What to produce
Look through the data below. Collect every line where the word "placeholder" occurs.

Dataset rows
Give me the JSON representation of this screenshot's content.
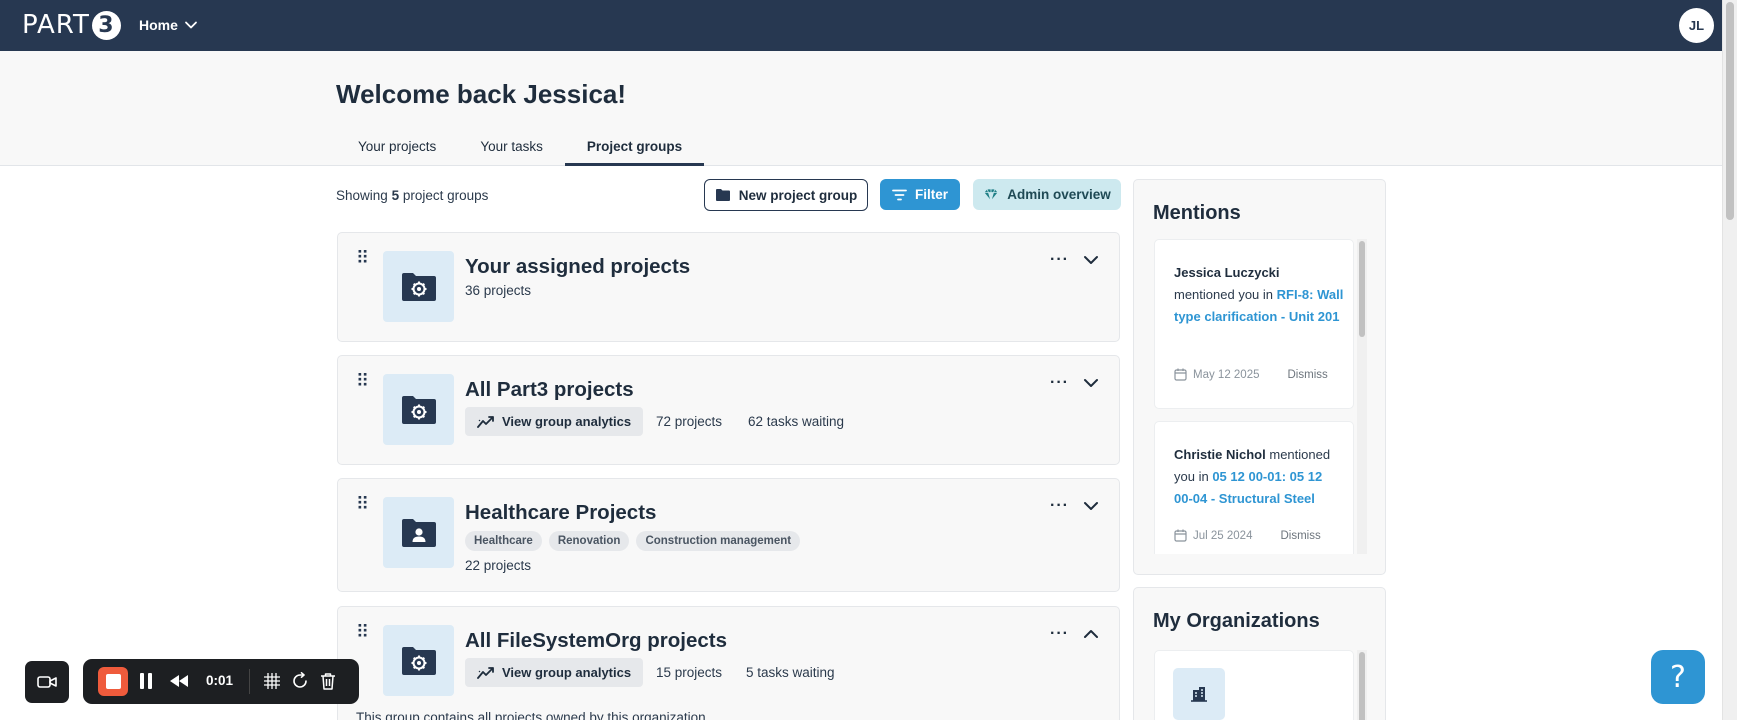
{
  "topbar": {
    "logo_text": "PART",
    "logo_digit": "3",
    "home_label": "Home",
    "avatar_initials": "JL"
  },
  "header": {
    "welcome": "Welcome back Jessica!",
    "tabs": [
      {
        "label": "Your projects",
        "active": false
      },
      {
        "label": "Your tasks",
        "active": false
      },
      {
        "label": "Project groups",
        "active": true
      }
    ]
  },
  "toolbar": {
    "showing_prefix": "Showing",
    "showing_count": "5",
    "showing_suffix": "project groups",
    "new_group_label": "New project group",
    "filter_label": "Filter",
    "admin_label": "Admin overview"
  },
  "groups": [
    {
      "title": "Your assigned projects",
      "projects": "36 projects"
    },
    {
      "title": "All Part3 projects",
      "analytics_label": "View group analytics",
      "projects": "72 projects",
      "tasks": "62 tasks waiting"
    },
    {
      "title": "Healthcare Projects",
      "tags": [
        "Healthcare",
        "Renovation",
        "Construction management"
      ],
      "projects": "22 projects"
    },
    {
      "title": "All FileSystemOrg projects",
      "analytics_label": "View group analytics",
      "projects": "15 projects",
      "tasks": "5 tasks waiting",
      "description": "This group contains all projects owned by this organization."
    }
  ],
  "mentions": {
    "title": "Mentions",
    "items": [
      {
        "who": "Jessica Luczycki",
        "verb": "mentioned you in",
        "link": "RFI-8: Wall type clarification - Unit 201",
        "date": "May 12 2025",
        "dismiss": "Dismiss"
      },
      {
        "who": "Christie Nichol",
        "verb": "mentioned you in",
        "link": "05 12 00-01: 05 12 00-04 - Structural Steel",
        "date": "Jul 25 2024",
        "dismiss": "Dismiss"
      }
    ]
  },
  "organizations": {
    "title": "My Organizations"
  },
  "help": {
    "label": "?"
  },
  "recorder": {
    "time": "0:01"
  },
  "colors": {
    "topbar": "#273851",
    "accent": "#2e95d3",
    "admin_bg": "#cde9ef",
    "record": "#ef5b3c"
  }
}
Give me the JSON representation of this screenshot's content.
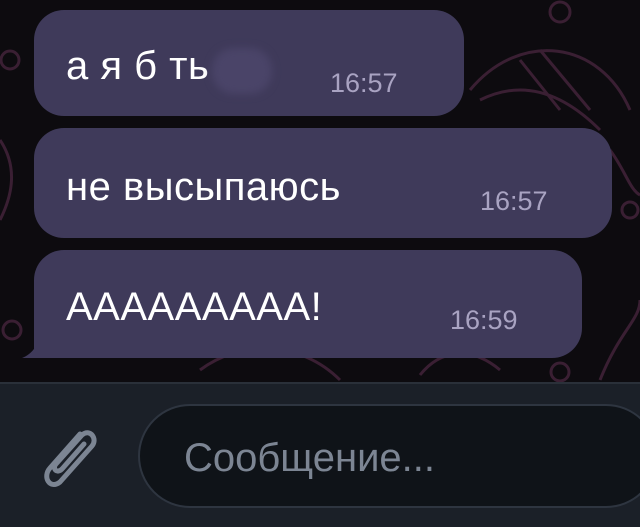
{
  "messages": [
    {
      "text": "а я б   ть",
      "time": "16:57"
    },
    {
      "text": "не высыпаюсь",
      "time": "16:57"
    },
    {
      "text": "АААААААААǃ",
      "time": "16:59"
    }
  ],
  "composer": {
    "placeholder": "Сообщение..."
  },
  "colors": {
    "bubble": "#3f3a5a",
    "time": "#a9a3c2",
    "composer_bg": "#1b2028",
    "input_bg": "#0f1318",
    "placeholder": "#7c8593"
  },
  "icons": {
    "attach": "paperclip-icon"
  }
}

Written response
    "placeholder": "Сообщение..."
    "placeholder": "#7c8593"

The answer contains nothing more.